____ TASK INPUT

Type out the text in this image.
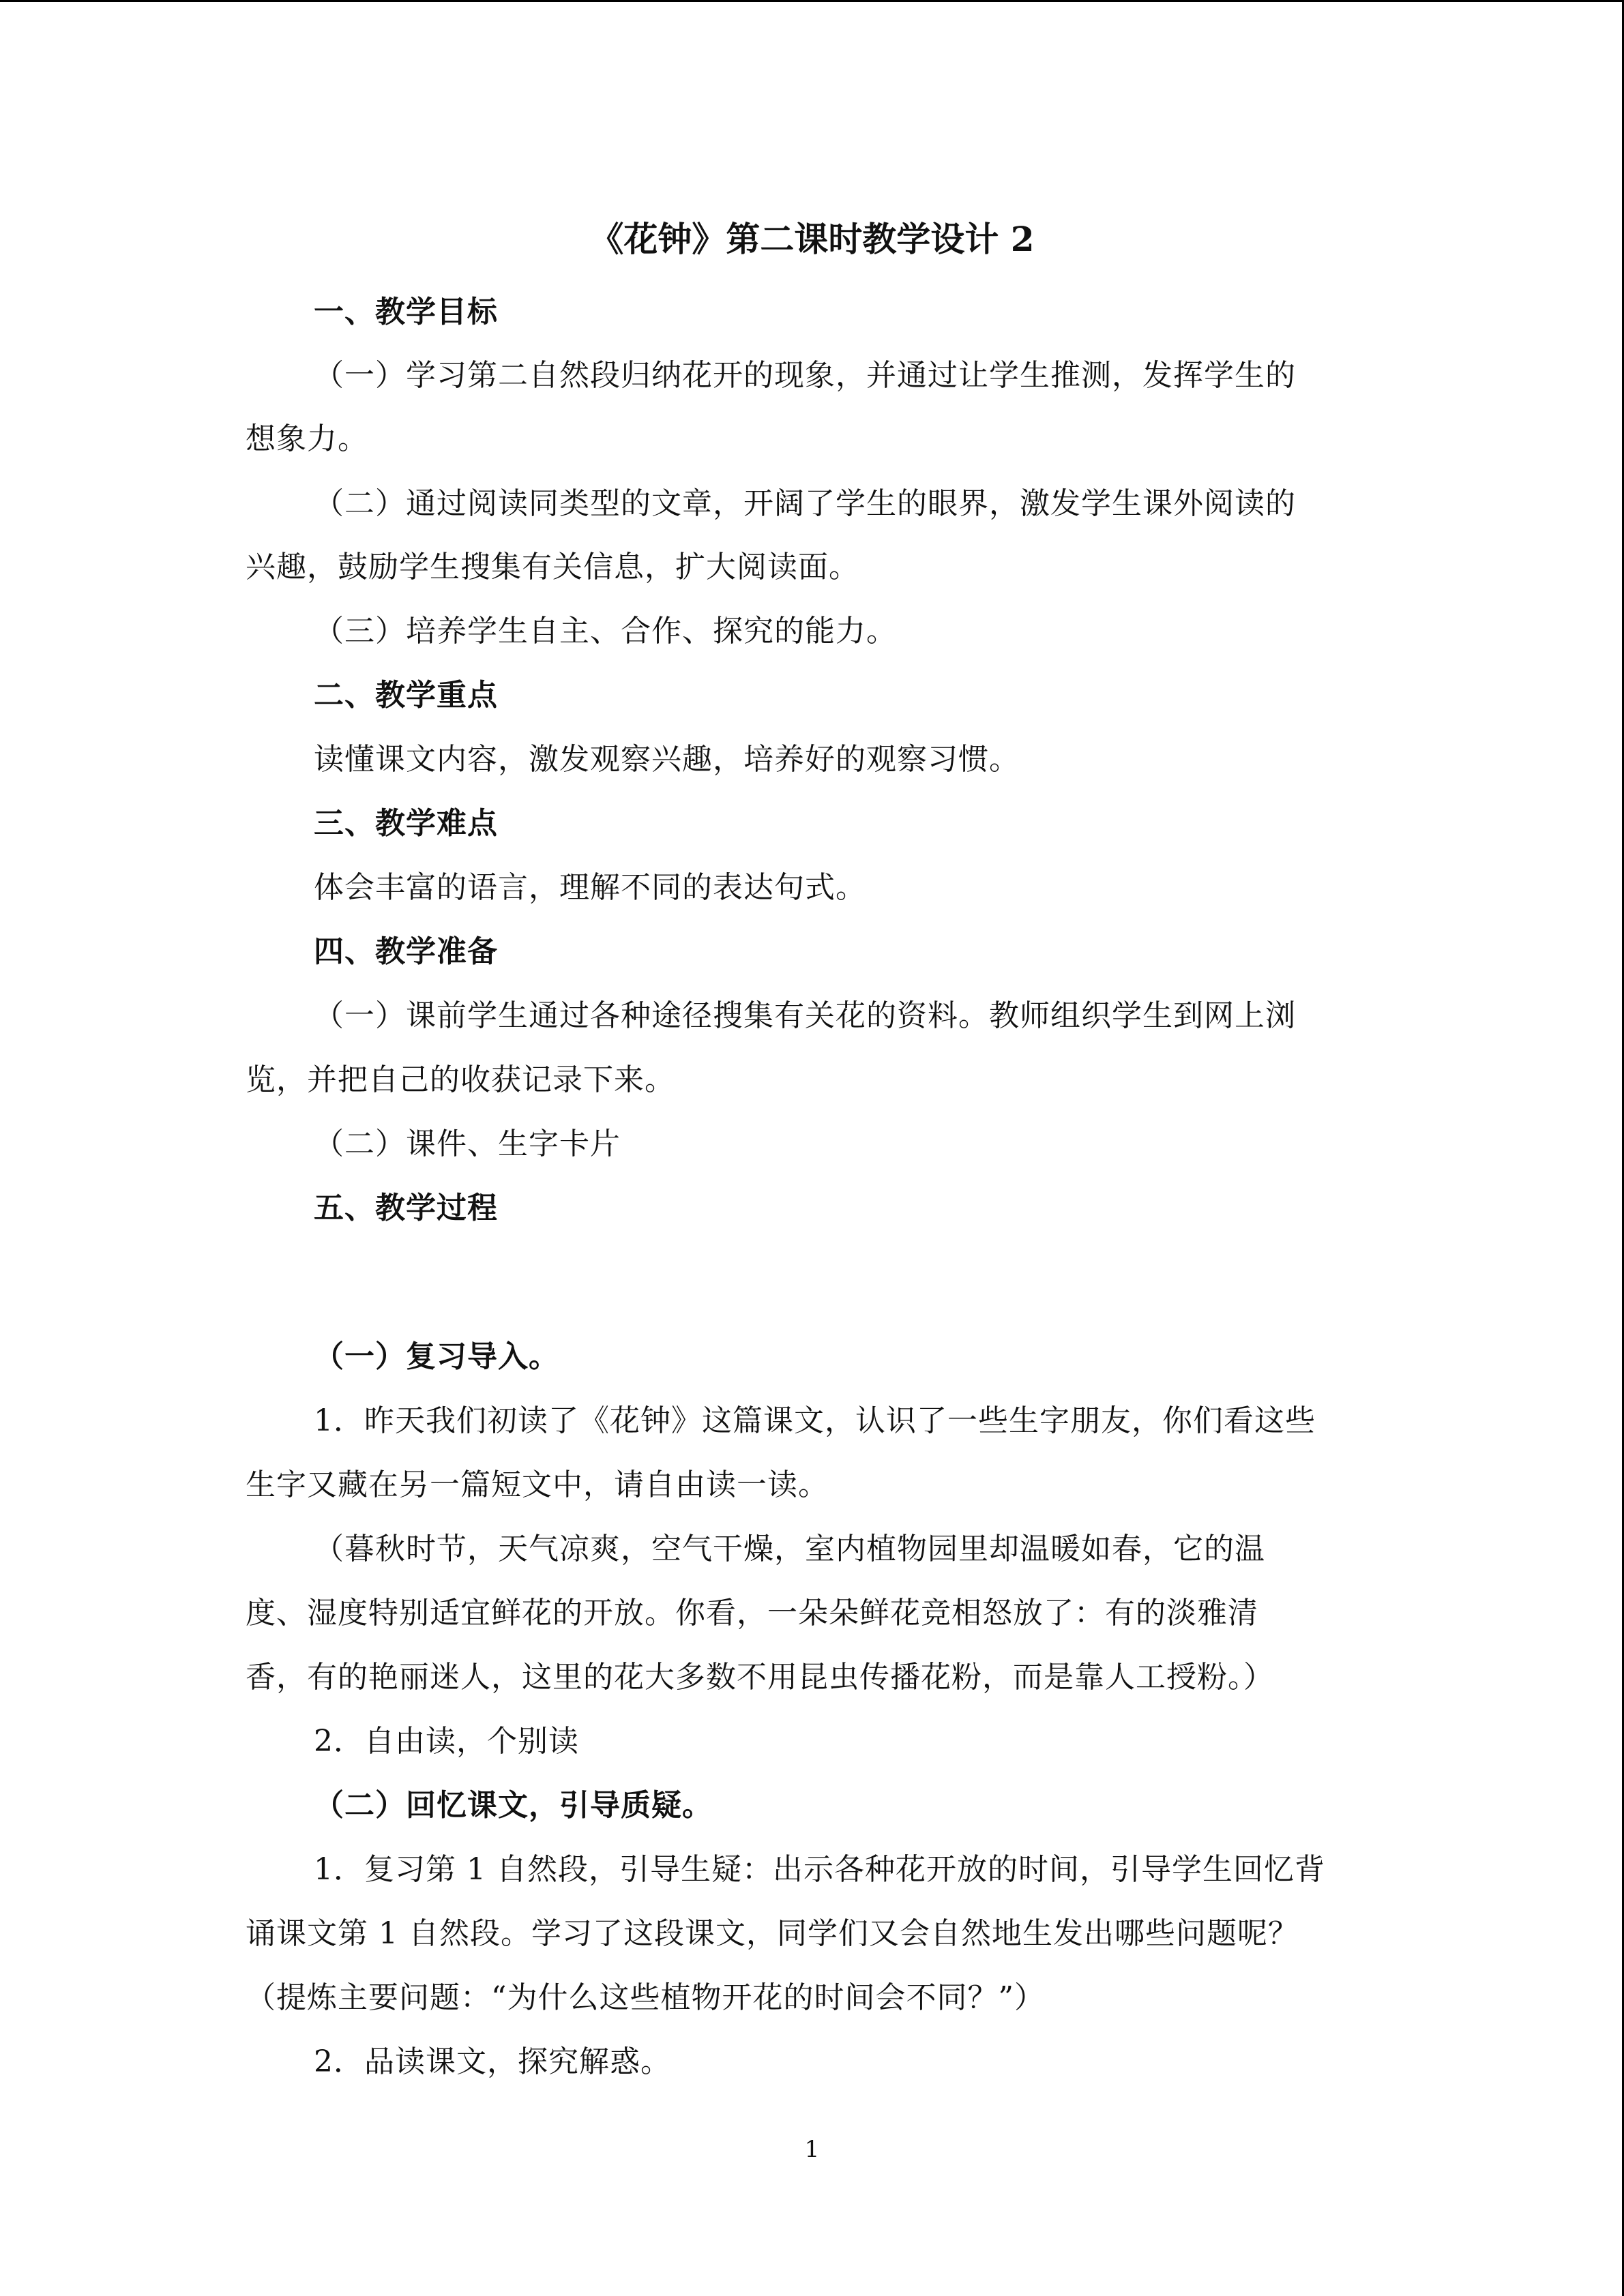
《花钟》第二课时教学设计 2
一、教学目标
（一）学习第二自然段归纳花开的现象，并通过让学生推测，发挥学生的
想象力。
（二）通过阅读同类型的文章，开阔了学生的眼界，激发学生课外阅读的
兴趣，鼓励学生搜集有关信息，扩大阅读面。
（三）培养学生自主、合作、探究的能力。
二、教学重点
读懂课文内容，激发观察兴趣，培养好的观察习惯。
三、教学难点
体会丰富的语言，理解不同的表达句式。
四、教学准备
（一）课前学生通过各种途径搜集有关花的资料。教师组织学生到网上浏
览，并把自己的收获记录下来。
（二）课件、生字卡片
五、教学过程
（一）复习导入。
1．昨天我们初读了《花钟》这篇课文，认识了一些生字朋友，你们看这些
生字又藏在另一篇短文中，请自由读一读。
（暮秋时节，天气凉爽，空气干燥，室内植物园里却温暖如春，它的温
度、湿度特别适宜鲜花的开放。你看，一朵朵鲜花竞相怒放了：有的淡雅清
香，有的艳丽迷人，这里的花大多数不用昆虫传播花粉，而是靠人工授粉。）
2．自由读，个别读
（二）回忆课文，引导质疑。
1．复习第 1 自然段，引导生疑：出示各种花开放的时间，引导学生回忆背
诵课文第 1 自然段。学习了这段课文，同学们又会自然地生发出哪些问题呢？
（提炼主要问题：“为什么这些植物开花的时间会不同？”）
2．品读课文，探究解惑。
1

________

Print every record above exactly as written, leaving out the pictures.

Type out the text in this image.
《花钟》第二课时教学设计 2
一、教学目标
（一）学习第二自然段归纳花开的现象，并通过让学生推测，发挥学生的
想象力。
（二）通过阅读同类型的文章，开阔了学生的眼界，激发学生课外阅读的
兴趣，鼓励学生搜集有关信息，扩大阅读面。
（三）培养学生自主、合作、探究的能力。
二、教学重点
读懂课文内容，激发观察兴趣，培养好的观察习惯。
三、教学难点
体会丰富的语言，理解不同的表达句式。
四、教学准备
（一）课前学生通过各种途径搜集有关花的资料。教师组织学生到网上浏
览，并把自己的收获记录下来。
（二）课件、生字卡片
五、教学过程
（一）复习导入。
1．昨天我们初读了《花钟》这篇课文，认识了一些生字朋友，你们看这些
生字又藏在另一篇短文中，请自由读一读。
（暮秋时节，天气凉爽，空气干燥，室内植物园里却温暖如春，它的温
度、湿度特别适宜鲜花的开放。你看，一朵朵鲜花竞相怒放了：有的淡雅清
香，有的艳丽迷人，这里的花大多数不用昆虫传播花粉，而是靠人工授粉。）
2．自由读，个别读
（二）回忆课文，引导质疑。
1．复习第 1 自然段，引导生疑：出示各种花开放的时间，引导学生回忆背
诵课文第 1 自然段。学习了这段课文，同学们又会自然地生发出哪些问题呢？
（提炼主要问题：“为什么这些植物开花的时间会不同？”）
2．品读课文，探究解惑。
1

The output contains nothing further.